**Direction**
Please write out the complete listing that follows, exactly as it reads.

Collected data entries:
________
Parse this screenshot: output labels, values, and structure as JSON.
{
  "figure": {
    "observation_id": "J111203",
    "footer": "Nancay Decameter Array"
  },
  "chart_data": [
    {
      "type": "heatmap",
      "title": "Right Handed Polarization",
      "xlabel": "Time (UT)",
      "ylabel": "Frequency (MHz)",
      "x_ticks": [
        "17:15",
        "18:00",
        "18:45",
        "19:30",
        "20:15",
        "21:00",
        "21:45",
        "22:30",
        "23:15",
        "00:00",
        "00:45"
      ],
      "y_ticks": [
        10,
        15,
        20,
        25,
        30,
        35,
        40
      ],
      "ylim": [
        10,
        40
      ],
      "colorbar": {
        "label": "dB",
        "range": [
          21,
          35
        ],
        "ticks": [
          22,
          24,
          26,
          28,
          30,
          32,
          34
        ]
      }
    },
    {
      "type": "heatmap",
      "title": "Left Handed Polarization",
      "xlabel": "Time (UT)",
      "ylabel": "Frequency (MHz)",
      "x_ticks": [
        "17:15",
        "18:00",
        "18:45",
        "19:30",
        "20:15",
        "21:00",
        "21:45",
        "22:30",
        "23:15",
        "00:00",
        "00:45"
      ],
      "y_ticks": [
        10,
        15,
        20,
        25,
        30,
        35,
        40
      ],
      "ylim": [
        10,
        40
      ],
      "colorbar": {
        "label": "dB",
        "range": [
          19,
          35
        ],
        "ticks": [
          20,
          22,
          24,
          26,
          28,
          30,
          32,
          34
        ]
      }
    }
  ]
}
________
**Exercise answer**
Parse this screenshot: output labels, values, and structure as JSON.
{
  "figure": {
    "observation_id": "J111203",
    "footer": "Nancay Decameter Array"
  },
  "chart_data": [
    {
      "type": "heatmap",
      "title": "Right Handed Polarization",
      "xlabel": "Time (UT)",
      "ylabel": "Frequency (MHz)",
      "x_ticks": [
        "17:15",
        "18:00",
        "18:45",
        "19:30",
        "20:15",
        "21:00",
        "21:45",
        "22:30",
        "23:15",
        "00:00",
        "00:45"
      ],
      "y_ticks": [
        10,
        15,
        20,
        25,
        30,
        35,
        40
      ],
      "ylim": [
        10,
        40
      ],
      "colorbar": {
        "label": "dB",
        "range": [
          21,
          35
        ],
        "ticks": [
          22,
          24,
          26,
          28,
          30,
          32,
          34
        ]
      }
    },
    {
      "type": "heatmap",
      "title": "Left Handed Polarization",
      "xlabel": "Time (UT)",
      "ylabel": "Frequency (MHz)",
      "x_ticks": [
        "17:15",
        "18:00",
        "18:45",
        "19:30",
        "20:15",
        "21:00",
        "21:45",
        "22:30",
        "23:15",
        "00:00",
        "00:45"
      ],
      "y_ticks": [
        10,
        15,
        20,
        25,
        30,
        35,
        40
      ],
      "ylim": [
        10,
        40
      ],
      "colorbar": {
        "label": "dB",
        "range": [
          19,
          35
        ],
        "ticks": [
          20,
          22,
          24,
          26,
          28,
          30,
          32,
          34
        ]
      }
    }
  ]
}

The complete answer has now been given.